GIVEN TASK → All of the material below is to be returned exactly.

Data entries →

================

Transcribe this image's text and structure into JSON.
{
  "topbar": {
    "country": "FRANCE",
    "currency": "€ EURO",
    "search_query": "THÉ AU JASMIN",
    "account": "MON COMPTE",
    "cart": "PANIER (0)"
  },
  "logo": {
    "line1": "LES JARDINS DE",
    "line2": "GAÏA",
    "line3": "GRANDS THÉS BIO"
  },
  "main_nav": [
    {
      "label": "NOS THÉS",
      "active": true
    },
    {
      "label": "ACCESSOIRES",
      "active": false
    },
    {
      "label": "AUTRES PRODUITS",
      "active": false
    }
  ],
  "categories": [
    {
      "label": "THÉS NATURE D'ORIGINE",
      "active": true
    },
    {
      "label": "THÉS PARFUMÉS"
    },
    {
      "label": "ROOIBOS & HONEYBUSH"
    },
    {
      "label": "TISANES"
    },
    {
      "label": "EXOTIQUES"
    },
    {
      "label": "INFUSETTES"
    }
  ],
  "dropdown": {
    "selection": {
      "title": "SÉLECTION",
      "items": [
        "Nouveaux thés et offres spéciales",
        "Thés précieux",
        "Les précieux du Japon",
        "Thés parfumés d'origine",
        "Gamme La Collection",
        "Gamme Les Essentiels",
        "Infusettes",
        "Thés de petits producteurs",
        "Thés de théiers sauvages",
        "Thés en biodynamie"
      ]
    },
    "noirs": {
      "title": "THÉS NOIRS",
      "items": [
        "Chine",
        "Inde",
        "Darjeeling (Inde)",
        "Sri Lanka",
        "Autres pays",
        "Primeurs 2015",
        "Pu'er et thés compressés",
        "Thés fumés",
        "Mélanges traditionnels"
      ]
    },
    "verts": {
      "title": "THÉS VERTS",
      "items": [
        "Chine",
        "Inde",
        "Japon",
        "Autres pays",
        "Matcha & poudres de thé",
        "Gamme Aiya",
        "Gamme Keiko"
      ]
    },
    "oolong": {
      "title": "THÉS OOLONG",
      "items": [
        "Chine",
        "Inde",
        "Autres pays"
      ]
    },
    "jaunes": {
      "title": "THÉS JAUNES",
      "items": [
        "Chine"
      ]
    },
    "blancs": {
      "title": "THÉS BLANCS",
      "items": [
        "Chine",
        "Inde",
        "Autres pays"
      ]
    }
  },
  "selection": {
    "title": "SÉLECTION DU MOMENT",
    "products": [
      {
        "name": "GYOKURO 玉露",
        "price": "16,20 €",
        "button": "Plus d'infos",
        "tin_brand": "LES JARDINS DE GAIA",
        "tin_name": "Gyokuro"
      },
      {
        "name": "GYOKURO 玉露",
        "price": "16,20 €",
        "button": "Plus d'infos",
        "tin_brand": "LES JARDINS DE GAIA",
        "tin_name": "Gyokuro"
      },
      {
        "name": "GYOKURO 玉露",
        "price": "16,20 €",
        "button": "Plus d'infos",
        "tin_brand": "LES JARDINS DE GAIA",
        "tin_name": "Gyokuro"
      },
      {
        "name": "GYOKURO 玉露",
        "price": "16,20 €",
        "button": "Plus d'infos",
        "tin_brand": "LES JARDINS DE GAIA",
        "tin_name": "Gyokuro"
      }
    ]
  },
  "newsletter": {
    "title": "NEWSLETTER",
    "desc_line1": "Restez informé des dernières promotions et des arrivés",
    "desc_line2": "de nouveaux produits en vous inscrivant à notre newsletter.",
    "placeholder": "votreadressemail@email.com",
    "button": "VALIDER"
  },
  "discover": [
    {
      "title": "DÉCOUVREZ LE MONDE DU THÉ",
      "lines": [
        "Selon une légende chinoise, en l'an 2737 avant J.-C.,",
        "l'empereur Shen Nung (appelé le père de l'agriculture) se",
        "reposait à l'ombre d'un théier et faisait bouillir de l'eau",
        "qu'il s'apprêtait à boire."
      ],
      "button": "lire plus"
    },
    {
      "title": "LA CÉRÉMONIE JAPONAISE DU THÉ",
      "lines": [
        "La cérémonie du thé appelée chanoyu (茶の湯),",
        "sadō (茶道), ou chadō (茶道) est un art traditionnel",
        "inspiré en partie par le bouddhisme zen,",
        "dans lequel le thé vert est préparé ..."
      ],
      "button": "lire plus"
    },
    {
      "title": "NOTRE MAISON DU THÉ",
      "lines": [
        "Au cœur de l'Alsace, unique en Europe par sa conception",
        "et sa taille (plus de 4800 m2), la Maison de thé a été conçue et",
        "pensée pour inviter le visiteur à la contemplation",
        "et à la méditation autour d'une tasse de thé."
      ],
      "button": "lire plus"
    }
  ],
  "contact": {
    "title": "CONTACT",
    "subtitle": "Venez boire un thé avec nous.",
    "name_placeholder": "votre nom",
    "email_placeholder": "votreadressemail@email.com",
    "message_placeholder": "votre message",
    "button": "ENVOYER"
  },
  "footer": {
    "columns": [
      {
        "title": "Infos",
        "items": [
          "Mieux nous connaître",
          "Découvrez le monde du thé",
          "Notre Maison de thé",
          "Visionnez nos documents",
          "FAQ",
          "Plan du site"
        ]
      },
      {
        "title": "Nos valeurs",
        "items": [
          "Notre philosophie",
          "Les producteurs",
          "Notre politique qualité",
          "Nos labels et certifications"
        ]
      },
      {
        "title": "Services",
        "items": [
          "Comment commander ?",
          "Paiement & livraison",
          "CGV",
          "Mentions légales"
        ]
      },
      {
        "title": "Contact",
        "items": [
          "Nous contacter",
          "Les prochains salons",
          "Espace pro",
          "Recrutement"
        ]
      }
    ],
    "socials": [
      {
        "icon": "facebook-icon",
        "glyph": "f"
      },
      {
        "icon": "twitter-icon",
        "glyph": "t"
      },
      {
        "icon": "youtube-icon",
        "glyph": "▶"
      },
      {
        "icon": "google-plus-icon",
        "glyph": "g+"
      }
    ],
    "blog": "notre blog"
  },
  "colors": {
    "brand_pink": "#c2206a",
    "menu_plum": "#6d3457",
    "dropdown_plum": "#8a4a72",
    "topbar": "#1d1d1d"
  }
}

================

SOLUTION FOR THIS PROBLEM →
Transcribe this image's text and structure into JSON.
{
  "topbar": {
    "country": "FRANCE",
    "currency": "€ EURO",
    "search_query": "THÉ AU JASMIN",
    "account": "MON COMPTE",
    "cart": "PANIER (0)"
  },
  "logo": {
    "line1": "LES JARDINS DE",
    "line2": "GAÏA",
    "line3": "GRANDS THÉS BIO"
  },
  "main_nav": [
    {
      "label": "NOS THÉS",
      "active": true
    },
    {
      "label": "ACCESSOIRES",
      "active": false
    },
    {
      "label": "AUTRES PRODUITS",
      "active": false
    }
  ],
  "categories": [
    {
      "label": "THÉS NATURE D'ORIGINE",
      "active": true
    },
    {
      "label": "THÉS PARFUMÉS"
    },
    {
      "label": "ROOIBOS & HONEYBUSH"
    },
    {
      "label": "TISANES"
    },
    {
      "label": "EXOTIQUES"
    },
    {
      "label": "INFUSETTES"
    }
  ],
  "dropdown": {
    "selection": {
      "title": "SÉLECTION",
      "items": [
        "Nouveaux thés et offres spéciales",
        "Thés précieux",
        "Les précieux du Japon",
        "Thés parfumés d'origine",
        "Gamme La Collection",
        "Gamme Les Essentiels",
        "Infusettes",
        "Thés de petits producteurs",
        "Thés de théiers sauvages",
        "Thés en biodynamie"
      ]
    },
    "noirs": {
      "title": "THÉS NOIRS",
      "items": [
        "Chine",
        "Inde",
        "Darjeeling (Inde)",
        "Sri Lanka",
        "Autres pays",
        "Primeurs 2015",
        "Pu'er et thés compressés",
        "Thés fumés",
        "Mélanges traditionnels"
      ]
    },
    "verts": {
      "title": "THÉS VERTS",
      "items": [
        "Chine",
        "Inde",
        "Japon",
        "Autres pays",
        "Matcha & poudres de thé",
        "Gamme Aiya",
        "Gamme Keiko"
      ]
    },
    "oolong": {
      "title": "THÉS OOLONG",
      "items": [
        "Chine",
        "Inde",
        "Autres pays"
      ]
    },
    "jaunes": {
      "title": "THÉS JAUNES",
      "items": [
        "Chine"
      ]
    },
    "blancs": {
      "title": "THÉS BLANCS",
      "items": [
        "Chine",
        "Inde",
        "Autres pays"
      ]
    }
  },
  "selection": {
    "title": "SÉLECTION DU MOMENT",
    "products": [
      {
        "name": "GYOKURO 玉露",
        "price": "16,20 €",
        "button": "Plus d'infos",
        "tin_brand": "LES JARDINS DE GAIA",
        "tin_name": "Gyokuro"
      },
      {
        "name": "GYOKURO 玉露",
        "price": "16,20 €",
        "button": "Plus d'infos",
        "tin_brand": "LES JARDINS DE GAIA",
        "tin_name": "Gyokuro"
      },
      {
        "name": "GYOKURO 玉露",
        "price": "16,20 €",
        "button": "Plus d'infos",
        "tin_brand": "LES JARDINS DE GAIA",
        "tin_name": "Gyokuro"
      },
      {
        "name": "GYOKURO 玉露",
        "price": "16,20 €",
        "button": "Plus d'infos",
        "tin_brand": "LES JARDINS DE GAIA",
        "tin_name": "Gyokuro"
      }
    ]
  },
  "newsletter": {
    "title": "NEWSLETTER",
    "desc_line1": "Restez informé des dernières promotions et des arrivés",
    "desc_line2": "de nouveaux produits en vous inscrivant à notre newsletter.",
    "placeholder": "votreadressemail@email.com",
    "button": "VALIDER"
  },
  "discover": [
    {
      "title": "DÉCOUVREZ LE MONDE DU THÉ",
      "lines": [
        "Selon une légende chinoise, en l'an 2737 avant J.-C.,",
        "l'empereur Shen Nung (appelé le père de l'agriculture) se",
        "reposait à l'ombre d'un théier et faisait bouillir de l'eau",
        "qu'il s'apprêtait à boire."
      ],
      "button": "lire plus"
    },
    {
      "title": "LA CÉRÉMONIE JAPONAISE DU THÉ",
      "lines": [
        "La cérémonie du thé appelée chanoyu (茶の湯),",
        "sadō (茶道), ou chadō (茶道) est un art traditionnel",
        "inspiré en partie par le bouddhisme zen,",
        "dans lequel le thé vert est préparé ..."
      ],
      "button": "lire plus"
    },
    {
      "title": "NOTRE MAISON DU THÉ",
      "lines": [
        "Au cœur de l'Alsace, unique en Europe par sa conception",
        "et sa taille (plus de 4800 m2), la Maison de thé a été conçue et",
        "pensée pour inviter le visiteur à la contemplation",
        "et à la méditation autour d'une tasse de thé."
      ],
      "button": "lire plus"
    }
  ],
  "contact": {
    "title": "CONTACT",
    "subtitle": "Venez boire un thé avec nous.",
    "name_placeholder": "votre nom",
    "email_placeholder": "votreadressemail@email.com",
    "message_placeholder": "votre message",
    "button": "ENVOYER"
  },
  "footer": {
    "columns": [
      {
        "title": "Infos",
        "items": [
          "Mieux nous connaître",
          "Découvrez le monde du thé",
          "Notre Maison de thé",
          "Visionnez nos documents",
          "FAQ",
          "Plan du site"
        ]
      },
      {
        "title": "Nos valeurs",
        "items": [
          "Notre philosophie",
          "Les producteurs",
          "Notre politique qualité",
          "Nos labels et certifications"
        ]
      },
      {
        "title": "Services",
        "items": [
          "Comment commander ?",
          "Paiement & livraison",
          "CGV",
          "Mentions légales"
        ]
      },
      {
        "title": "Contact",
        "items": [
          "Nous contacter",
          "Les prochains salons",
          "Espace pro",
          "Recrutement"
        ]
      }
    ],
    "socials": [
      {
        "icon": "facebook-icon",
        "glyph": "f"
      },
      {
        "icon": "twitter-icon",
        "glyph": "t"
      },
      {
        "icon": "youtube-icon",
        "glyph": "▶"
      },
      {
        "icon": "google-plus-icon",
        "glyph": "g+"
      }
    ],
    "blog": "notre blog"
  },
  "colors": {
    "brand_pink": "#c2206a",
    "menu_plum": "#6d3457",
    "dropdown_plum": "#8a4a72",
    "topbar": "#1d1d1d"
  }
}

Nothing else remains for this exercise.